__YOUR TASK__: Locate the word "screenshot" in the data below, then copy every line that holds it.

[Figure dataset records]
>> Start

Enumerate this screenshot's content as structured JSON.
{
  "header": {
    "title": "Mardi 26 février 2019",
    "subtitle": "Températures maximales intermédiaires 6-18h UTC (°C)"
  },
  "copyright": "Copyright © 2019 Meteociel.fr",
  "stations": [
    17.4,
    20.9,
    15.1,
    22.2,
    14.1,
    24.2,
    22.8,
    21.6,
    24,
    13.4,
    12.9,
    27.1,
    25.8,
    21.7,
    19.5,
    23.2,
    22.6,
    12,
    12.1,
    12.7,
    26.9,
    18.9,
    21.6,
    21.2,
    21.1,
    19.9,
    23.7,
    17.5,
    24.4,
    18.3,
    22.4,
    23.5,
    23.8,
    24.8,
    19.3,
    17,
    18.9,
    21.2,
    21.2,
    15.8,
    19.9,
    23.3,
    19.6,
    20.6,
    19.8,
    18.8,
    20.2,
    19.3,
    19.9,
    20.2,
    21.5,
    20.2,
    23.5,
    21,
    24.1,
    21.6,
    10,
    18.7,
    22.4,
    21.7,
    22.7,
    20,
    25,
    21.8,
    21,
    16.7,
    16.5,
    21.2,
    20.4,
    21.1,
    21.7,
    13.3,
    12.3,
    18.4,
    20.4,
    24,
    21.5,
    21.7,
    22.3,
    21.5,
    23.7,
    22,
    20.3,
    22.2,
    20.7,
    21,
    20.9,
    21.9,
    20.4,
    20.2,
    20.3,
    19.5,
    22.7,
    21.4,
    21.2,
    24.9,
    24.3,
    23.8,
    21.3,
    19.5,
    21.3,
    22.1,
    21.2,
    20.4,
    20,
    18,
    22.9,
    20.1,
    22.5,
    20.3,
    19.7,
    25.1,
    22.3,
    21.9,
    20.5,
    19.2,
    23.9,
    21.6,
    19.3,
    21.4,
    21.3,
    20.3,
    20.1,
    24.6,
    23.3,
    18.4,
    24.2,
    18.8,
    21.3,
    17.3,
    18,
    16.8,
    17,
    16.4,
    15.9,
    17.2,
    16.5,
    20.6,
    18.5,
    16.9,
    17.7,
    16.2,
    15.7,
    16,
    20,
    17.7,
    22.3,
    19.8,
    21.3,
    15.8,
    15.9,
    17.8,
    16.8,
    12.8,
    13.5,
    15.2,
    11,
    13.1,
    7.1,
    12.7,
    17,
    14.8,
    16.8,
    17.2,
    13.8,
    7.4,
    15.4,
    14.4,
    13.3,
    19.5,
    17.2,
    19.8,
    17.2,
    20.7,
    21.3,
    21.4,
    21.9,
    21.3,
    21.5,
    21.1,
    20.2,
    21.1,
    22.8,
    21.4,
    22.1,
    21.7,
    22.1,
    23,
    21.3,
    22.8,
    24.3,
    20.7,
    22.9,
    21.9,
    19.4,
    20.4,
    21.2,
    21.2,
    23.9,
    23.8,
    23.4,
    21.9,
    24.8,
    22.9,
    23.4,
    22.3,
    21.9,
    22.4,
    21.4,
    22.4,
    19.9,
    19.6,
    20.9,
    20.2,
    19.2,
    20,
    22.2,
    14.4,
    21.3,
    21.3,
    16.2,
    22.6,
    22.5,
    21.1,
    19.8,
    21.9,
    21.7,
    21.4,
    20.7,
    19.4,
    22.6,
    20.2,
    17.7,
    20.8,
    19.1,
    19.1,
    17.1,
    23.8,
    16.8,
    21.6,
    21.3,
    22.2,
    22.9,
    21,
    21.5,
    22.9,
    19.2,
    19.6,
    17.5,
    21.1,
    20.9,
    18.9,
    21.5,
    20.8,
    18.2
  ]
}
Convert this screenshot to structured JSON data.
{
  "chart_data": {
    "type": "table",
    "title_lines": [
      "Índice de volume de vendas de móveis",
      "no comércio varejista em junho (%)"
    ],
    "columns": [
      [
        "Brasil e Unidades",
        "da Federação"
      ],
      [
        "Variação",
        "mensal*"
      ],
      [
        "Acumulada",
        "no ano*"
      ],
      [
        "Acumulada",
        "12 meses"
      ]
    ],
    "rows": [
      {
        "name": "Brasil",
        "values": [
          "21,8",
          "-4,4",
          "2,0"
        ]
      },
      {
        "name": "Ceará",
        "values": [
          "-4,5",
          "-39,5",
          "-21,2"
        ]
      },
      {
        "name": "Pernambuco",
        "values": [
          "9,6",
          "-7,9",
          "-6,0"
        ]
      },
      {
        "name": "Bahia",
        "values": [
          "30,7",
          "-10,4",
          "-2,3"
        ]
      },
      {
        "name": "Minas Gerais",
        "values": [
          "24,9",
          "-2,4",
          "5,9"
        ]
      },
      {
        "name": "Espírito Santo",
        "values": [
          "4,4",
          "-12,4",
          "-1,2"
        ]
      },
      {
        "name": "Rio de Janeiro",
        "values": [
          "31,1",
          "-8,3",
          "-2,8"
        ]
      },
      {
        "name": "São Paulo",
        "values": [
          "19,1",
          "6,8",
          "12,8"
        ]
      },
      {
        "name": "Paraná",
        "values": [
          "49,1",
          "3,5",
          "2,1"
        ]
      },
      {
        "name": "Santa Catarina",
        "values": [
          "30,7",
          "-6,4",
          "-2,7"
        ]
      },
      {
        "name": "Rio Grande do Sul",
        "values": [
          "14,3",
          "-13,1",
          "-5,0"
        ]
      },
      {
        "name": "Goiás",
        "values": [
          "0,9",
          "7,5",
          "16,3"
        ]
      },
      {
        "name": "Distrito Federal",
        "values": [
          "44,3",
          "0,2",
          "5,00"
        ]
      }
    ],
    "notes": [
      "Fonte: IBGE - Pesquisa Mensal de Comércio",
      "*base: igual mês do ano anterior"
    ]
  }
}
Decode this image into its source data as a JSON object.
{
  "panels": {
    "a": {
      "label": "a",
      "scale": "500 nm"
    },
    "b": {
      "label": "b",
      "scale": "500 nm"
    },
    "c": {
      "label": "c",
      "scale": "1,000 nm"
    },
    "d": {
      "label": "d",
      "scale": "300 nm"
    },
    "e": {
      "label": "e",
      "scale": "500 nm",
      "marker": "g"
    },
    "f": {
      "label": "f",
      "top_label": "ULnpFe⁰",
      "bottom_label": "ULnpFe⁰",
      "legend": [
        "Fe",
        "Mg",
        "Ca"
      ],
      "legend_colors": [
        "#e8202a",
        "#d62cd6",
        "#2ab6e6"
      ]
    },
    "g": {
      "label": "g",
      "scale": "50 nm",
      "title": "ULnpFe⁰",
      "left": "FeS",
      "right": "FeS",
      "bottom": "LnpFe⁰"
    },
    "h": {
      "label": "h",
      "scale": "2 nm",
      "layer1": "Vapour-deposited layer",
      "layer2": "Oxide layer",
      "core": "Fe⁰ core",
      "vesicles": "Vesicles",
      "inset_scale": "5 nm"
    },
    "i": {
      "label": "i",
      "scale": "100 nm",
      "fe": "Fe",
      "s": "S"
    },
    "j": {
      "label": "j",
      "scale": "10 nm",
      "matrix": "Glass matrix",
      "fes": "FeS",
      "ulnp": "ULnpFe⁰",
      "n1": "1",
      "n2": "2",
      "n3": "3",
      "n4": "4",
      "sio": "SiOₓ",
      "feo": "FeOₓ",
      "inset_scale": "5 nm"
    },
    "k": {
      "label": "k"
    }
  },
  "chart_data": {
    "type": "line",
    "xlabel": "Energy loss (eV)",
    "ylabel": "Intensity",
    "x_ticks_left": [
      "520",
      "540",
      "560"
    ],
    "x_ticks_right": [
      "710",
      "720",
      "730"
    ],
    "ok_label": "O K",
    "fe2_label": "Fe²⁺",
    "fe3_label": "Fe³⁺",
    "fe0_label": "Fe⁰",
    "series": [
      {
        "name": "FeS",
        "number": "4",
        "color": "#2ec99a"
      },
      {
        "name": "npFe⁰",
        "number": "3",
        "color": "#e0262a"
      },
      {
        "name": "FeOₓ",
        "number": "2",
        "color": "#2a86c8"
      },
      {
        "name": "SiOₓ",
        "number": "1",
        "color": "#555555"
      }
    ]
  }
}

>> End

__SOLUTION FOR THIS PROBLEM__:
Enumerate this screenshot's content as structured JSON.
Convert this screenshot to structured JSON data.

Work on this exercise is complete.